--- Data ---

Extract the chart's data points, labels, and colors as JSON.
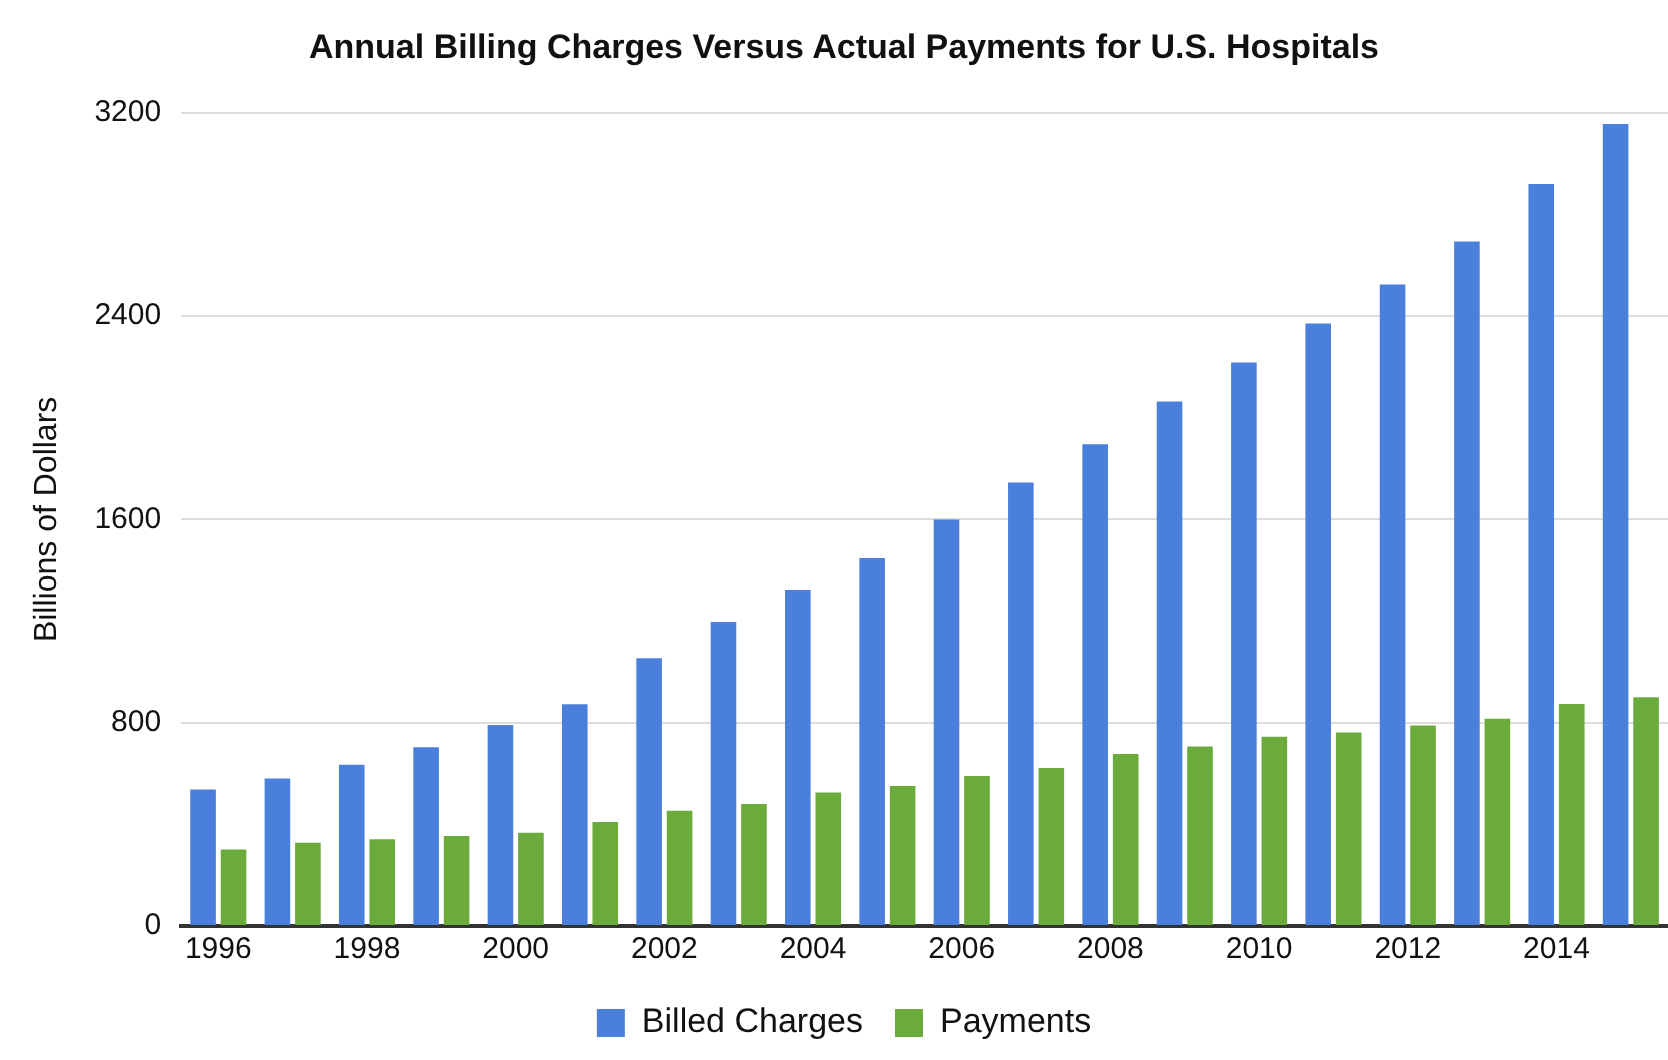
{
  "chart_data": {
    "type": "bar",
    "title": "Annual Billing Charges Versus Actual Payments for U.S. Hospitals",
    "ylabel": "Billions of Dollars",
    "categories": [
      "1996",
      null,
      "1998",
      null,
      "2000",
      null,
      "2002",
      null,
      "2004",
      null,
      "2006",
      null,
      "2008",
      null,
      "2010",
      null,
      "2012",
      null,
      "2014",
      null
    ],
    "series": [
      {
        "name": "Billed Charges",
        "color": "#4a80dc",
        "values": [
          537,
          580,
          635,
          703,
          791,
          873,
          1054,
          1196,
          1322,
          1448,
          1600,
          1745,
          1896,
          2064,
          2217,
          2371,
          2524,
          2694,
          2920,
          3156
        ]
      },
      {
        "name": "Payments",
        "color": "#6aab3c",
        "values": [
          301,
          328,
          341,
          354,
          367,
          409,
          454,
          480,
          525,
          551,
          590,
          622,
          677,
          706,
          745,
          761,
          789,
          816,
          874,
          900
        ]
      }
    ],
    "ylim": [
      0,
      3200
    ],
    "yticks": [
      0,
      800,
      1600,
      2400,
      3200
    ],
    "grid": "y",
    "legend": "bottom"
  }
}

---

Exercise task: Pictures in the data above should not be copied; transcribe everything else exactly.

Solution to this exercise:
Extract the chart's data points, labels, and colors as JSON.
{
  "chart_data": {
    "type": "bar",
    "title": "Annual Billing Charges Versus Actual Payments for U.S. Hospitals",
    "ylabel": "Billions of Dollars",
    "categories": [
      "1996",
      null,
      "1998",
      null,
      "2000",
      null,
      "2002",
      null,
      "2004",
      null,
      "2006",
      null,
      "2008",
      null,
      "2010",
      null,
      "2012",
      null,
      "2014",
      null
    ],
    "series": [
      {
        "name": "Billed Charges",
        "color": "#4a80dc",
        "values": [
          537,
          580,
          635,
          703,
          791,
          873,
          1054,
          1196,
          1322,
          1448,
          1600,
          1745,
          1896,
          2064,
          2217,
          2371,
          2524,
          2694,
          2920,
          3156
        ]
      },
      {
        "name": "Payments",
        "color": "#6aab3c",
        "values": [
          301,
          328,
          341,
          354,
          367,
          409,
          454,
          480,
          525,
          551,
          590,
          622,
          677,
          706,
          745,
          761,
          789,
          816,
          874,
          900
        ]
      }
    ],
    "ylim": [
      0,
      3200
    ],
    "yticks": [
      0,
      800,
      1600,
      2400,
      3200
    ],
    "grid": "y",
    "legend": "bottom"
  }
}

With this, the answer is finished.